┌─ Records for this exercise

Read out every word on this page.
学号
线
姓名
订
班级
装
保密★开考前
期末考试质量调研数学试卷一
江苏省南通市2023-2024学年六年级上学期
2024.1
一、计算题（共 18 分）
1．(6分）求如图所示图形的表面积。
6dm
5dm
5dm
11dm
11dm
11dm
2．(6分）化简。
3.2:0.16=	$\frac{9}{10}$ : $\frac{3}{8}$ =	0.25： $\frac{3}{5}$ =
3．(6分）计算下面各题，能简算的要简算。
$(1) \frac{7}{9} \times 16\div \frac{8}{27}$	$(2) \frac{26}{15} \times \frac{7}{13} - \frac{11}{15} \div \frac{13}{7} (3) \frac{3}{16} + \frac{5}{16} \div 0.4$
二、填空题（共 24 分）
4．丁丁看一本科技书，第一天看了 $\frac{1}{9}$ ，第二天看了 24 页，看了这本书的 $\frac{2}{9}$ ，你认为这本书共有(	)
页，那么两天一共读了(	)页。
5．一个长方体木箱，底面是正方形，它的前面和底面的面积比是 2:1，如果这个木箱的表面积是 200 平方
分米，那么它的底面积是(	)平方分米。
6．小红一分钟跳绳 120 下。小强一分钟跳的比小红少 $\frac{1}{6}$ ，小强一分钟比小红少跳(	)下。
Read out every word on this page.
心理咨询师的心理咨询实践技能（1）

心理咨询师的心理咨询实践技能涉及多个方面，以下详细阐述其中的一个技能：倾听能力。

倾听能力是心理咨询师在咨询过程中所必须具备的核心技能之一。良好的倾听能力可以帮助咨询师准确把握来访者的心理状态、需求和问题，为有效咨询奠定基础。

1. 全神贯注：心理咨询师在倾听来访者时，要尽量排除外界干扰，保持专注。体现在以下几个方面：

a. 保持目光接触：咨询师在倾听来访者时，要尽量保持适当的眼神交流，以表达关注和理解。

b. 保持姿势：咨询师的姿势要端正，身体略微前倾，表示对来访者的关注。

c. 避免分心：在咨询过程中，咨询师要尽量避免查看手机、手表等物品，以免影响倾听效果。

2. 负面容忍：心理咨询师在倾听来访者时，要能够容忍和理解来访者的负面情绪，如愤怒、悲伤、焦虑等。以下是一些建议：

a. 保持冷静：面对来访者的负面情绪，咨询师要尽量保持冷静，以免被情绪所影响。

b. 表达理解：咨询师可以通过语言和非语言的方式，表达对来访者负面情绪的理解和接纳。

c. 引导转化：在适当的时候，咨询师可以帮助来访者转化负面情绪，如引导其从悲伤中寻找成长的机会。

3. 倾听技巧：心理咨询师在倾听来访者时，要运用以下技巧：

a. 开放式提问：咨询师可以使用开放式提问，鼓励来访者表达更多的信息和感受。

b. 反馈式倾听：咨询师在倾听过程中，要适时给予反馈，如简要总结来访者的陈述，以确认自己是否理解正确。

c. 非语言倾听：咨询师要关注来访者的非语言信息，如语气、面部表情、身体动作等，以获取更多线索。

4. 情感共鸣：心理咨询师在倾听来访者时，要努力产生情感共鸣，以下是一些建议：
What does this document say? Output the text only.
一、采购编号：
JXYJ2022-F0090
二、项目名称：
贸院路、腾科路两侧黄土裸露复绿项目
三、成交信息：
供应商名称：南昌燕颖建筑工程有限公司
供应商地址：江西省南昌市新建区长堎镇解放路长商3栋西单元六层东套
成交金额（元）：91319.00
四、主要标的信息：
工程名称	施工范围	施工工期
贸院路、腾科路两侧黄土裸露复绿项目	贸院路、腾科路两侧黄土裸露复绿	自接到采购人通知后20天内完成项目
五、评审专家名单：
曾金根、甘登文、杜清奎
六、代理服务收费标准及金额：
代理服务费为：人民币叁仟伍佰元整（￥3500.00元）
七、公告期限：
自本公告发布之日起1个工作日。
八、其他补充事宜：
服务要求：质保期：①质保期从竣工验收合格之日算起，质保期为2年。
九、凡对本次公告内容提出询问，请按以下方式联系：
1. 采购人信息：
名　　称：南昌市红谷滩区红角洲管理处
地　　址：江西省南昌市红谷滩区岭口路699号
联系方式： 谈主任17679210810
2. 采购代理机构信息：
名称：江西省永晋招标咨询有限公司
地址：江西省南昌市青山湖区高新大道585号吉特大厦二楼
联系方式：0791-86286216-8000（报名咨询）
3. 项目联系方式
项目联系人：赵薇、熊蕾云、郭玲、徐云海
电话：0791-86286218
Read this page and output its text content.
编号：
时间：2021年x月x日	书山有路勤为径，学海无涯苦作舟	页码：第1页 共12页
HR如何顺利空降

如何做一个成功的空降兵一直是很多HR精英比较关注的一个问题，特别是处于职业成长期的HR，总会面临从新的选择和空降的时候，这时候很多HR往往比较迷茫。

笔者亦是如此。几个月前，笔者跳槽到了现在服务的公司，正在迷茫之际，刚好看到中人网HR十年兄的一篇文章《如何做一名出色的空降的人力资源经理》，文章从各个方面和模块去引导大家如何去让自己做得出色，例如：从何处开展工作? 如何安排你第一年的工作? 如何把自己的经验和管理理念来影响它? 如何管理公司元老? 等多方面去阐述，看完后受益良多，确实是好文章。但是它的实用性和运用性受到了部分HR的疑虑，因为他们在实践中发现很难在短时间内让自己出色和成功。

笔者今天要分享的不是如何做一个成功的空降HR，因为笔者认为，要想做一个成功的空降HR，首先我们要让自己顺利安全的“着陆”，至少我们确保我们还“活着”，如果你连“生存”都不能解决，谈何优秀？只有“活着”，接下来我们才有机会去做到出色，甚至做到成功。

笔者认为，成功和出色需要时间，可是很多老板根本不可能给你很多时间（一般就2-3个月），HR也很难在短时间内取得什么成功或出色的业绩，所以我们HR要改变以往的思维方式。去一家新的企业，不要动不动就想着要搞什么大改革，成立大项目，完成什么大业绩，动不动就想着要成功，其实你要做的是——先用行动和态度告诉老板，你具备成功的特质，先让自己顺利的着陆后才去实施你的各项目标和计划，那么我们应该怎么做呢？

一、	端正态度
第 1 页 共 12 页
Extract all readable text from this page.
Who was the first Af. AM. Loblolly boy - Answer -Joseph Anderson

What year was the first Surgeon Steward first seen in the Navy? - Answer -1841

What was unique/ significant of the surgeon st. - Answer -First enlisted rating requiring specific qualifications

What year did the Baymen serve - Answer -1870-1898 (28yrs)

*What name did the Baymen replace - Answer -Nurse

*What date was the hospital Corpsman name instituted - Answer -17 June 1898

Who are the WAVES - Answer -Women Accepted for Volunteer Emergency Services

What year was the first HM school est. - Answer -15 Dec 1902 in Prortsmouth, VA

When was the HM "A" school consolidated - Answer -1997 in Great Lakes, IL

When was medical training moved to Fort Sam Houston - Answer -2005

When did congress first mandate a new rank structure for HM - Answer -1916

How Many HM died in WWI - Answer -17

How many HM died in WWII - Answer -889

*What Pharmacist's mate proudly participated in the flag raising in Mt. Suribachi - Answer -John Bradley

└─

**Your instructions:** Above are the records; retype every one exactly.

**Reply to the exercise:**
Read out every word on this page.
学号
线
姓名
订
班级
装
保密★开考前
期末考试质量调研数学试卷一
江苏省南通市2023-2024学年六年级上学期
2024.1
一、计算题（共 18 分）
1．(6分）求如图所示图形的表面积。
6dm
5dm
5dm
11dm
11dm
11dm
2．(6分）化简。
3.2:0.16=	$\frac{9}{10}$ : $\frac{3}{8}$ =	0.25： $\frac{3}{5}$ =
3．(6分）计算下面各题，能简算的要简算。
$(1) \frac{7}{9} \times 16\div \frac{8}{27}$	$(2) \frac{26}{15} \times \frac{7}{13} - \frac{11}{15} \div \frac{13}{7} (3) \frac{3}{16} + \frac{5}{16} \div 0.4$
二、填空题（共 24 分）
4．丁丁看一本科技书，第一天看了 $\frac{1}{9}$ ，第二天看了 24 页，看了这本书的 $\frac{2}{9}$ ，你认为这本书共有(	)
页，那么两天一共读了(	)页。
5．一个长方体木箱，底面是正方形，它的前面和底面的面积比是 2:1，如果这个木箱的表面积是 200 平方
分米，那么它的底面积是(	)平方分米。
6．小红一分钟跳绳 120 下。小强一分钟跳的比小红少 $\frac{1}{6}$ ，小强一分钟比小红少跳(	)下。
Read out every word on this page.
心理咨询师的心理咨询实践技能（1）

心理咨询师的心理咨询实践技能涉及多个方面，以下详细阐述其中的一个技能：倾听能力。

倾听能力是心理咨询师在咨询过程中所必须具备的核心技能之一。良好的倾听能力可以帮助咨询师准确把握来访者的心理状态、需求和问题，为有效咨询奠定基础。

1. 全神贯注：心理咨询师在倾听来访者时，要尽量排除外界干扰，保持专注。体现在以下几个方面：

a. 保持目光接触：咨询师在倾听来访者时，要尽量保持适当的眼神交流，以表达关注和理解。

b. 保持姿势：咨询师的姿势要端正，身体略微前倾，表示对来访者的关注。

c. 避免分心：在咨询过程中，咨询师要尽量避免查看手机、手表等物品，以免影响倾听效果。

2. 负面容忍：心理咨询师在倾听来访者时，要能够容忍和理解来访者的负面情绪，如愤怒、悲伤、焦虑等。以下是一些建议：

a. 保持冷静：面对来访者的负面情绪，咨询师要尽量保持冷静，以免被情绪所影响。

b. 表达理解：咨询师可以通过语言和非语言的方式，表达对来访者负面情绪的理解和接纳。

c. 引导转化：在适当的时候，咨询师可以帮助来访者转化负面情绪，如引导其从悲伤中寻找成长的机会。

3. 倾听技巧：心理咨询师在倾听来访者时，要运用以下技巧：

a. 开放式提问：咨询师可以使用开放式提问，鼓励来访者表达更多的信息和感受。

b. 反馈式倾听：咨询师在倾听过程中，要适时给予反馈，如简要总结来访者的陈述，以确认自己是否理解正确。

c. 非语言倾听：咨询师要关注来访者的非语言信息，如语气、面部表情、身体动作等，以获取更多线索。

4. 情感共鸣：心理咨询师在倾听来访者时，要努力产生情感共鸣，以下是一些建议：
What does this document say? Output the text only.
一、采购编号：
JXYJ2022-F0090
二、项目名称：
贸院路、腾科路两侧黄土裸露复绿项目
三、成交信息：
供应商名称：南昌燕颖建筑工程有限公司
供应商地址：江西省南昌市新建区长堎镇解放路长商3栋西单元六层东套
成交金额（元）：91319.00
四、主要标的信息：
工程名称	施工范围	施工工期
贸院路、腾科路两侧黄土裸露复绿项目	贸院路、腾科路两侧黄土裸露复绿	自接到采购人通知后20天内完成项目
五、评审专家名单：
曾金根、甘登文、杜清奎
六、代理服务收费标准及金额：
代理服务费为：人民币叁仟伍佰元整（￥3500.00元）
七、公告期限：
自本公告发布之日起1个工作日。
八、其他补充事宜：
服务要求：质保期：①质保期从竣工验收合格之日算起，质保期为2年。
九、凡对本次公告内容提出询问，请按以下方式联系：
1. 采购人信息：
名　　称：南昌市红谷滩区红角洲管理处
地　　址：江西省南昌市红谷滩区岭口路699号
联系方式： 谈主任17679210810
2. 采购代理机构信息：
名称：江西省永晋招标咨询有限公司
地址：江西省南昌市青山湖区高新大道585号吉特大厦二楼
联系方式：0791-86286216-8000（报名咨询）
3. 项目联系方式
项目联系人：赵薇、熊蕾云、郭玲、徐云海
电话：0791-86286218
Read this page and output its text content.
编号：
时间：2021年x月x日	书山有路勤为径，学海无涯苦作舟	页码：第1页 共12页
HR如何顺利空降

如何做一个成功的空降兵一直是很多HR精英比较关注的一个问题，特别是处于职业成长期的HR，总会面临从新的选择和空降的时候，这时候很多HR往往比较迷茫。

笔者亦是如此。几个月前，笔者跳槽到了现在服务的公司，正在迷茫之际，刚好看到中人网HR十年兄的一篇文章《如何做一名出色的空降的人力资源经理》，文章从各个方面和模块去引导大家如何去让自己做得出色，例如：从何处开展工作? 如何安排你第一年的工作? 如何把自己的经验和管理理念来影响它? 如何管理公司元老? 等多方面去阐述，看完后受益良多，确实是好文章。但是它的实用性和运用性受到了部分HR的疑虑，因为他们在实践中发现很难在短时间内让自己出色和成功。

笔者今天要分享的不是如何做一个成功的空降HR，因为笔者认为，要想做一个成功的空降HR，首先我们要让自己顺利安全的“着陆”，至少我们确保我们还“活着”，如果你连“生存”都不能解决，谈何优秀？只有“活着”，接下来我们才有机会去做到出色，甚至做到成功。

笔者认为，成功和出色需要时间，可是很多老板根本不可能给你很多时间（一般就2-3个月），HR也很难在短时间内取得什么成功或出色的业绩，所以我们HR要改变以往的思维方式。去一家新的企业，不要动不动就想着要搞什么大改革，成立大项目，完成什么大业绩，动不动就想着要成功，其实你要做的是——先用行动和态度告诉老板，你具备成功的特质，先让自己顺利的着陆后才去实施你的各项目标和计划，那么我们应该怎么做呢？

一、	端正态度
第 1 页 共 12 页
Extract all readable text from this page.
Who was the first Af. AM. Loblolly boy - Answer -Joseph Anderson

What year was the first Surgeon Steward first seen in the Navy? - Answer -1841

What was unique/ significant of the surgeon st. - Answer -First enlisted rating requiring specific qualifications

What year did the Baymen serve - Answer -1870-1898 (28yrs)

*What name did the Baymen replace - Answer -Nurse

*What date was the hospital Corpsman name instituted - Answer -17 June 1898

Who are the WAVES - Answer -Women Accepted for Volunteer Emergency Services

What year was the first HM school est. - Answer -15 Dec 1902 in Prortsmouth, VA

When was the HM "A" school consolidated - Answer -1997 in Great Lakes, IL

When was medical training moved to Fort Sam Houston - Answer -2005

When did congress first mandate a new rank structure for HM - Answer -1916

How Many HM died in WWI - Answer -17

How many HM died in WWII - Answer -889

*What Pharmacist's mate proudly participated in the flag raising in Mt. Suribachi - Answer -John Bradley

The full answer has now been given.